- **GOAL**: Provide the records once more, identical to the original.

Dataset rows about figures
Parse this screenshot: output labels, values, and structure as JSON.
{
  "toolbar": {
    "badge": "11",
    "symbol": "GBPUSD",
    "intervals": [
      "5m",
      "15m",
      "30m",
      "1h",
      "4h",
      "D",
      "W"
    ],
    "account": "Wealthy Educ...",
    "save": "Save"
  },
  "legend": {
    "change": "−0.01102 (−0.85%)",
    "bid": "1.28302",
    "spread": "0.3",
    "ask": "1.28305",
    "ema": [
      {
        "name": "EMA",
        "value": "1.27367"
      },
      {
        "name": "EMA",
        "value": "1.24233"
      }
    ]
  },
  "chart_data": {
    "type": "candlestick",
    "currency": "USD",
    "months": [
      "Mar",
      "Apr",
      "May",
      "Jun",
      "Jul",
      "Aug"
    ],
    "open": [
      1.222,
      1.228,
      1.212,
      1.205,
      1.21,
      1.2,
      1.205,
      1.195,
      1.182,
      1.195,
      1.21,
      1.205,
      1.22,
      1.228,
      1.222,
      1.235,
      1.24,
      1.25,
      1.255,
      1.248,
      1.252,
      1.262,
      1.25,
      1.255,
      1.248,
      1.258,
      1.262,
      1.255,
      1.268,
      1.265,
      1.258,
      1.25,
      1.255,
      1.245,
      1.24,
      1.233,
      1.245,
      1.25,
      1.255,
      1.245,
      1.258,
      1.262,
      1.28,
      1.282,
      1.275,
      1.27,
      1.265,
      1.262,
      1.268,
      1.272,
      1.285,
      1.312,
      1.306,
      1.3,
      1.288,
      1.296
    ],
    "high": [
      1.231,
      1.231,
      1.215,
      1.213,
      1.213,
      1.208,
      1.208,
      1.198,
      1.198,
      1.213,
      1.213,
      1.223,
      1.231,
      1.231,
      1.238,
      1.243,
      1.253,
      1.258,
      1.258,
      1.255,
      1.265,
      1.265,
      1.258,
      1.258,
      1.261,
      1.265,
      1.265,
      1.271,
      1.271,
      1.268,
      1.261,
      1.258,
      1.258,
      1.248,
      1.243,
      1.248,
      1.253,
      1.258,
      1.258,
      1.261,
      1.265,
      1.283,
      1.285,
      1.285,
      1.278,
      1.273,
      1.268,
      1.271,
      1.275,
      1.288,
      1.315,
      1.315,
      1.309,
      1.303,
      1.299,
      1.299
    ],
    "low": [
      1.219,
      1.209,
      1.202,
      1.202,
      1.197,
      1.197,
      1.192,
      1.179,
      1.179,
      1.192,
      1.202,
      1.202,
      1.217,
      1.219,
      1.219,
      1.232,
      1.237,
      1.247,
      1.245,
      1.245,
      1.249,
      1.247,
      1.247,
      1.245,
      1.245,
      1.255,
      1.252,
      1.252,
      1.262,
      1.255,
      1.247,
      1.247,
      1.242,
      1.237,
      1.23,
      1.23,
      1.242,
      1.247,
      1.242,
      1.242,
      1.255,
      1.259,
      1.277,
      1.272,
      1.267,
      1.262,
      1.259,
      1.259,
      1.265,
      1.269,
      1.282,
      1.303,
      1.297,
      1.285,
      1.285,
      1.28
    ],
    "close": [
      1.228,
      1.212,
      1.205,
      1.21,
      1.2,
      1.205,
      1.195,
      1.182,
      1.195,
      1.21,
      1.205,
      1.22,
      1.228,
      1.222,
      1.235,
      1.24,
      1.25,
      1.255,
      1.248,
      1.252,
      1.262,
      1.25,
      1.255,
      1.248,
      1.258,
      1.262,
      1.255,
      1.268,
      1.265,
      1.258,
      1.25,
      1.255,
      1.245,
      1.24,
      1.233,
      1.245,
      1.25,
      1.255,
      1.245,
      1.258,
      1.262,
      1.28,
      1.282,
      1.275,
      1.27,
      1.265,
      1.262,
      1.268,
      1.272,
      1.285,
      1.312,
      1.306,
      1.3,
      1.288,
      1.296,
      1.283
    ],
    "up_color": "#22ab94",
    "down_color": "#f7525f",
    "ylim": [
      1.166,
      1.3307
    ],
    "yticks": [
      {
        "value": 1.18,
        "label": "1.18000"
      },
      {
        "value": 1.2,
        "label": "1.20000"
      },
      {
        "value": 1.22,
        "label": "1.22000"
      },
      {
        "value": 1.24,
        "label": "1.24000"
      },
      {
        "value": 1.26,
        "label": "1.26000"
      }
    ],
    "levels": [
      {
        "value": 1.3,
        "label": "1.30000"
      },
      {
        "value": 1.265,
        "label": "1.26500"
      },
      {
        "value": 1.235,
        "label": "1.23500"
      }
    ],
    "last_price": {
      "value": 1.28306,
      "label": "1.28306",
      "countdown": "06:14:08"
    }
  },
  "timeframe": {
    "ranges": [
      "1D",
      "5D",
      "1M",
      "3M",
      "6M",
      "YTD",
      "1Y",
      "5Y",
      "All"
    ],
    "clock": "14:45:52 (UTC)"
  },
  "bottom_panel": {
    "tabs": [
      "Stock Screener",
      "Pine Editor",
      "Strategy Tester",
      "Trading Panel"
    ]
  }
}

- **RESPONSE**:
Parse this screenshot: output labels, values, and structure as JSON.
{
  "toolbar": {
    "badge": "11",
    "symbol": "GBPUSD",
    "intervals": [
      "5m",
      "15m",
      "30m",
      "1h",
      "4h",
      "D",
      "W"
    ],
    "account": "Wealthy Educ...",
    "save": "Save"
  },
  "legend": {
    "change": "−0.01102 (−0.85%)",
    "bid": "1.28302",
    "spread": "0.3",
    "ask": "1.28305",
    "ema": [
      {
        "name": "EMA",
        "value": "1.27367"
      },
      {
        "name": "EMA",
        "value": "1.24233"
      }
    ]
  },
  "chart_data": {
    "type": "candlestick",
    "currency": "USD",
    "months": [
      "Mar",
      "Apr",
      "May",
      "Jun",
      "Jul",
      "Aug"
    ],
    "open": [
      1.222,
      1.228,
      1.212,
      1.205,
      1.21,
      1.2,
      1.205,
      1.195,
      1.182,
      1.195,
      1.21,
      1.205,
      1.22,
      1.228,
      1.222,
      1.235,
      1.24,
      1.25,
      1.255,
      1.248,
      1.252,
      1.262,
      1.25,
      1.255,
      1.248,
      1.258,
      1.262,
      1.255,
      1.268,
      1.265,
      1.258,
      1.25,
      1.255,
      1.245,
      1.24,
      1.233,
      1.245,
      1.25,
      1.255,
      1.245,
      1.258,
      1.262,
      1.28,
      1.282,
      1.275,
      1.27,
      1.265,
      1.262,
      1.268,
      1.272,
      1.285,
      1.312,
      1.306,
      1.3,
      1.288,
      1.296
    ],
    "high": [
      1.231,
      1.231,
      1.215,
      1.213,
      1.213,
      1.208,
      1.208,
      1.198,
      1.198,
      1.213,
      1.213,
      1.223,
      1.231,
      1.231,
      1.238,
      1.243,
      1.253,
      1.258,
      1.258,
      1.255,
      1.265,
      1.265,
      1.258,
      1.258,
      1.261,
      1.265,
      1.265,
      1.271,
      1.271,
      1.268,
      1.261,
      1.258,
      1.258,
      1.248,
      1.243,
      1.248,
      1.253,
      1.258,
      1.258,
      1.261,
      1.265,
      1.283,
      1.285,
      1.285,
      1.278,
      1.273,
      1.268,
      1.271,
      1.275,
      1.288,
      1.315,
      1.315,
      1.309,
      1.303,
      1.299,
      1.299
    ],
    "low": [
      1.219,
      1.209,
      1.202,
      1.202,
      1.197,
      1.197,
      1.192,
      1.179,
      1.179,
      1.192,
      1.202,
      1.202,
      1.217,
      1.219,
      1.219,
      1.232,
      1.237,
      1.247,
      1.245,
      1.245,
      1.249,
      1.247,
      1.247,
      1.245,
      1.245,
      1.255,
      1.252,
      1.252,
      1.262,
      1.255,
      1.247,
      1.247,
      1.242,
      1.237,
      1.23,
      1.23,
      1.242,
      1.247,
      1.242,
      1.242,
      1.255,
      1.259,
      1.277,
      1.272,
      1.267,
      1.262,
      1.259,
      1.259,
      1.265,
      1.269,
      1.282,
      1.303,
      1.297,
      1.285,
      1.285,
      1.28
    ],
    "close": [
      1.228,
      1.212,
      1.205,
      1.21,
      1.2,
      1.205,
      1.195,
      1.182,
      1.195,
      1.21,
      1.205,
      1.22,
      1.228,
      1.222,
      1.235,
      1.24,
      1.25,
      1.255,
      1.248,
      1.252,
      1.262,
      1.25,
      1.255,
      1.248,
      1.258,
      1.262,
      1.255,
      1.268,
      1.265,
      1.258,
      1.25,
      1.255,
      1.245,
      1.24,
      1.233,
      1.245,
      1.25,
      1.255,
      1.245,
      1.258,
      1.262,
      1.28,
      1.282,
      1.275,
      1.27,
      1.265,
      1.262,
      1.268,
      1.272,
      1.285,
      1.312,
      1.306,
      1.3,
      1.288,
      1.296,
      1.283
    ],
    "up_color": "#22ab94",
    "down_color": "#f7525f",
    "ylim": [
      1.166,
      1.3307
    ],
    "yticks": [
      {
        "value": 1.18,
        "label": "1.18000"
      },
      {
        "value": 1.2,
        "label": "1.20000"
      },
      {
        "value": 1.22,
        "label": "1.22000"
      },
      {
        "value": 1.24,
        "label": "1.24000"
      },
      {
        "value": 1.26,
        "label": "1.26000"
      }
    ],
    "levels": [
      {
        "value": 1.3,
        "label": "1.30000"
      },
      {
        "value": 1.265,
        "label": "1.26500"
      },
      {
        "value": 1.235,
        "label": "1.23500"
      }
    ],
    "last_price": {
      "value": 1.28306,
      "label": "1.28306",
      "countdown": "06:14:08"
    }
  },
  "timeframe": {
    "ranges": [
      "1D",
      "5D",
      "1M",
      "3M",
      "6M",
      "YTD",
      "1Y",
      "5Y",
      "All"
    ],
    "clock": "14:45:52 (UTC)"
  },
  "bottom_panel": {
    "tabs": [
      "Stock Screener",
      "Pine Editor",
      "Strategy Tester",
      "Trading Panel"
    ]
  }
}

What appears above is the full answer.